Directions for this task: Starting with the line that contains "Output the text content of this document.", write out each line through the end of the listing, unchanged. Output nothing else.

Input records:
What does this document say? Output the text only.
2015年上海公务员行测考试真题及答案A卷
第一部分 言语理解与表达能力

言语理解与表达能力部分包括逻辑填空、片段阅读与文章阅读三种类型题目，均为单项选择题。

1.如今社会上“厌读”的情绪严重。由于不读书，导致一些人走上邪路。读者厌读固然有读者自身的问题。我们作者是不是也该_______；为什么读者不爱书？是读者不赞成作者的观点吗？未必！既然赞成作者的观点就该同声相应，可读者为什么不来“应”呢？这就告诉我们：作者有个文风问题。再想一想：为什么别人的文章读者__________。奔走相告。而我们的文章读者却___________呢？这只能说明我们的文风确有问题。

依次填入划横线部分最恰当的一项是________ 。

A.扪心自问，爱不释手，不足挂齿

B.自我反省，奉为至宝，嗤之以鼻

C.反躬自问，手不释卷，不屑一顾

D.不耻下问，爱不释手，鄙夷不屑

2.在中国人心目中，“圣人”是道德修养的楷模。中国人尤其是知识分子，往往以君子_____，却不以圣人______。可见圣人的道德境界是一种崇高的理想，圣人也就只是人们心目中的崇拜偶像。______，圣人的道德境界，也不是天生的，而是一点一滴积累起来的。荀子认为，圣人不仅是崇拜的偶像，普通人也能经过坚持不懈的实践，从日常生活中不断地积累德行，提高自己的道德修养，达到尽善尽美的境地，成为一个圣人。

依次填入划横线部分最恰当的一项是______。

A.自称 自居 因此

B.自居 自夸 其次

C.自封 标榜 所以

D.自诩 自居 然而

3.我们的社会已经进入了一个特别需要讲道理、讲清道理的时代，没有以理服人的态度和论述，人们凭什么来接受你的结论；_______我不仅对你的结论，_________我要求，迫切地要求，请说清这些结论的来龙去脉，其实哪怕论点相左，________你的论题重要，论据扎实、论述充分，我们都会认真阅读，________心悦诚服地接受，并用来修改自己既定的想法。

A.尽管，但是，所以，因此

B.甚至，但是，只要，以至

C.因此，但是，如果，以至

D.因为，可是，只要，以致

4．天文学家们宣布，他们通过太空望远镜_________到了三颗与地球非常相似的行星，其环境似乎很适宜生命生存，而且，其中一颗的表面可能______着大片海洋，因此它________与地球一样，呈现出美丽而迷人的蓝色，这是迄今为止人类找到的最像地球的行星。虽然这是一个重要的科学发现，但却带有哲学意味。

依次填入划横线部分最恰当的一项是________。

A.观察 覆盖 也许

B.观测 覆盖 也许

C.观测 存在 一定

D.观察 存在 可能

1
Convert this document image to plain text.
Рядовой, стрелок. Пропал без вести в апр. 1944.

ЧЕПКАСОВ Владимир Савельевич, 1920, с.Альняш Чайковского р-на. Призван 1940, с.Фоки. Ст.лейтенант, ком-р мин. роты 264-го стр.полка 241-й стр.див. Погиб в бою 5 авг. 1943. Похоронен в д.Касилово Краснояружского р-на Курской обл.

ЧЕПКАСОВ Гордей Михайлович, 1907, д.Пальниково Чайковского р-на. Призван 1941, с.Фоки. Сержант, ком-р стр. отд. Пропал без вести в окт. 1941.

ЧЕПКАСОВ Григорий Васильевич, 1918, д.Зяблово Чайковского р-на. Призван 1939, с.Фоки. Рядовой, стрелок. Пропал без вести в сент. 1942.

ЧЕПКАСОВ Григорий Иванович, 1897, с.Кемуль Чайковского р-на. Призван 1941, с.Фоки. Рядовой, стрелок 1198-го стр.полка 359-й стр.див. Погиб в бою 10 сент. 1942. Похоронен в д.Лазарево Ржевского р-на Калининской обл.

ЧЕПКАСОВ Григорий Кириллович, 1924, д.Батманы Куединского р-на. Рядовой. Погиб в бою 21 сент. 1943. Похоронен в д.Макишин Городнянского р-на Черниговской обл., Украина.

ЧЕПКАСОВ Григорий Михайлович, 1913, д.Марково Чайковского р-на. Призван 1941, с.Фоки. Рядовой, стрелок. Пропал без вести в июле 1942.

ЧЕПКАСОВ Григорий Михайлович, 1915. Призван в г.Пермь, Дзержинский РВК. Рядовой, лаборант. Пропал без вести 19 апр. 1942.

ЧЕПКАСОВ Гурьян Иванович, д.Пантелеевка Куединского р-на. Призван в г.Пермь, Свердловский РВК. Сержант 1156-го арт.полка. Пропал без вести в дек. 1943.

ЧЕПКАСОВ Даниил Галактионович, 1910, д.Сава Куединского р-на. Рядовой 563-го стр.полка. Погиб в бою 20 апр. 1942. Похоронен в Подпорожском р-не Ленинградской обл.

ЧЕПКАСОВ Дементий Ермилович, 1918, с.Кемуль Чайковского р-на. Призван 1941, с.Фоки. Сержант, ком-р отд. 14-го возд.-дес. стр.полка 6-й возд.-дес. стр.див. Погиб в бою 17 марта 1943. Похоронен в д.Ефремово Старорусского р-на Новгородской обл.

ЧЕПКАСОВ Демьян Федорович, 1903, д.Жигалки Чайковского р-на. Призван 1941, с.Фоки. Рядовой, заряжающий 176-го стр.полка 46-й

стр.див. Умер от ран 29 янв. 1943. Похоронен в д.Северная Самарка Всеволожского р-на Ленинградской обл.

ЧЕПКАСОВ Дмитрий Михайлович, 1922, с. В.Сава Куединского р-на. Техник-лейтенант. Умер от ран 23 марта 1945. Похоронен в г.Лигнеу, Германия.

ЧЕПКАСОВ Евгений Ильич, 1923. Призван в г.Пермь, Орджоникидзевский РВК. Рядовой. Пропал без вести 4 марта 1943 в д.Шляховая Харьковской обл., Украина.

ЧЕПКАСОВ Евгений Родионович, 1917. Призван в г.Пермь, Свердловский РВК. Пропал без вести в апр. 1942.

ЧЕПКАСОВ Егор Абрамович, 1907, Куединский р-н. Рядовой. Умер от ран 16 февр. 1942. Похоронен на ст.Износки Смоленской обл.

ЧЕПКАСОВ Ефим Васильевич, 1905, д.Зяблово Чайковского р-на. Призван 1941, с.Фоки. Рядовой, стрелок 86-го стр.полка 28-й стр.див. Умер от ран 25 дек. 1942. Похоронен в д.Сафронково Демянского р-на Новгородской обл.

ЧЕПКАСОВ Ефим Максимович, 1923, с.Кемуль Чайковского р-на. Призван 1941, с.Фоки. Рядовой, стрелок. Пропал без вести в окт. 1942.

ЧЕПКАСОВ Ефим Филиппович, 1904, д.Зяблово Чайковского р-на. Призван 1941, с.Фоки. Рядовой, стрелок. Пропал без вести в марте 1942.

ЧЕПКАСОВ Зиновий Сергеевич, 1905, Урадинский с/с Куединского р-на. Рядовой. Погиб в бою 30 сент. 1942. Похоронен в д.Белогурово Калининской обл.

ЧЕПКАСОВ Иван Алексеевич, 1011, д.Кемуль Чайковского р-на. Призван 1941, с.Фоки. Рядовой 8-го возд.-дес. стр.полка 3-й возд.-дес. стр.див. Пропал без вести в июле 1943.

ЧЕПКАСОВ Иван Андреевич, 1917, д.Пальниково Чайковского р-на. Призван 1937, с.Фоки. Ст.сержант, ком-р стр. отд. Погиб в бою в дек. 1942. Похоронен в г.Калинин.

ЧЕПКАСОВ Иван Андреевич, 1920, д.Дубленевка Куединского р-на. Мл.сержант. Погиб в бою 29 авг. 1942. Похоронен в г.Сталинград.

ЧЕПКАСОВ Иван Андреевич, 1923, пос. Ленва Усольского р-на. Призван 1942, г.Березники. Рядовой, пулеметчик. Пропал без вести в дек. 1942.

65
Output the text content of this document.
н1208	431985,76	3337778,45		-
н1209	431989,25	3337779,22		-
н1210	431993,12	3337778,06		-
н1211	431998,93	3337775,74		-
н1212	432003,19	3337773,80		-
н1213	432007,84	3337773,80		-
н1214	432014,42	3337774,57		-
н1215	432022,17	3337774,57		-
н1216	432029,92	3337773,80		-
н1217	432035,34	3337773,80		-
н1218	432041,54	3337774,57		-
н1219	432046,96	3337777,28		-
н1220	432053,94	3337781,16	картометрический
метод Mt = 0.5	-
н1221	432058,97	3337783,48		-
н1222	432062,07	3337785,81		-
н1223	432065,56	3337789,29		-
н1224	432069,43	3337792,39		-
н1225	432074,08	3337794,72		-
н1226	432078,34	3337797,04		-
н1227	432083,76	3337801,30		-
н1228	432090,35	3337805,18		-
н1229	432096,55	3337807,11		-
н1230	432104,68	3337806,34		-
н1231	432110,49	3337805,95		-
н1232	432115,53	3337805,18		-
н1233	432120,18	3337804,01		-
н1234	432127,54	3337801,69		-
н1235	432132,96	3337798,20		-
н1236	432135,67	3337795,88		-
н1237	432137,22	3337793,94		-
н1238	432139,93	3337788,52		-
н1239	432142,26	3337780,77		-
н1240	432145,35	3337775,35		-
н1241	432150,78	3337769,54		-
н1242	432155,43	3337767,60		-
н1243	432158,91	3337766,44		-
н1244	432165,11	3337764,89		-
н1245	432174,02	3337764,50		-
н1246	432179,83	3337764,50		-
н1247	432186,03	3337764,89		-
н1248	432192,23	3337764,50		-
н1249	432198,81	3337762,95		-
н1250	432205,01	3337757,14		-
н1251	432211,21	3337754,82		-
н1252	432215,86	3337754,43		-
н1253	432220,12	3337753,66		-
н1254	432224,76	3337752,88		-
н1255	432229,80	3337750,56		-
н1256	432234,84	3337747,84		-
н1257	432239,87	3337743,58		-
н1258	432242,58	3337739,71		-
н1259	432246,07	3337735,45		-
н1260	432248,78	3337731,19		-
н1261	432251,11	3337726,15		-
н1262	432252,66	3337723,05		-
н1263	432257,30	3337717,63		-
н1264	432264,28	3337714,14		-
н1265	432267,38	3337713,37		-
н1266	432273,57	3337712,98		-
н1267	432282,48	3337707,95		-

Reply:
Output the text content of this document.
н1208	431985,76	3337778,45		-
н1209	431989,25	3337779,22		-
н1210	431993,12	3337778,06		-
н1211	431998,93	3337775,74		-
н1212	432003,19	3337773,80		-
н1213	432007,84	3337773,80		-
н1214	432014,42	3337774,57		-
н1215	432022,17	3337774,57		-
н1216	432029,92	3337773,80		-
н1217	432035,34	3337773,80		-
н1218	432041,54	3337774,57		-
н1219	432046,96	3337777,28		-
н1220	432053,94	3337781,16	картометрический
метод Mt = 0.5	-
н1221	432058,97	3337783,48		-
н1222	432062,07	3337785,81		-
н1223	432065,56	3337789,29		-
н1224	432069,43	3337792,39		-
н1225	432074,08	3337794,72		-
н1226	432078,34	3337797,04		-
н1227	432083,76	3337801,30		-
н1228	432090,35	3337805,18		-
н1229	432096,55	3337807,11		-
н1230	432104,68	3337806,34		-
н1231	432110,49	3337805,95		-
н1232	432115,53	3337805,18		-
н1233	432120,18	3337804,01		-
н1234	432127,54	3337801,69		-
н1235	432132,96	3337798,20		-
н1236	432135,67	3337795,88		-
н1237	432137,22	3337793,94		-
н1238	432139,93	3337788,52		-
н1239	432142,26	3337780,77		-
н1240	432145,35	3337775,35		-
н1241	432150,78	3337769,54		-
н1242	432155,43	3337767,60		-
н1243	432158,91	3337766,44		-
н1244	432165,11	3337764,89		-
н1245	432174,02	3337764,50		-
н1246	432179,83	3337764,50		-
н1247	432186,03	3337764,89		-
н1248	432192,23	3337764,50		-
н1249	432198,81	3337762,95		-
н1250	432205,01	3337757,14		-
н1251	432211,21	3337754,82		-
н1252	432215,86	3337754,43		-
н1253	432220,12	3337753,66		-
н1254	432224,76	3337752,88		-
н1255	432229,80	3337750,56		-
н1256	432234,84	3337747,84		-
н1257	432239,87	3337743,58		-
н1258	432242,58	3337739,71		-
н1259	432246,07	3337735,45		-
н1260	432248,78	3337731,19		-
н1261	432251,11	3337726,15		-
н1262	432252,66	3337723,05		-
н1263	432257,30	3337717,63		-
н1264	432264,28	3337714,14		-
н1265	432267,38	3337713,37		-
н1266	432273,57	3337712,98		-
н1267	432282,48	3337707,95		-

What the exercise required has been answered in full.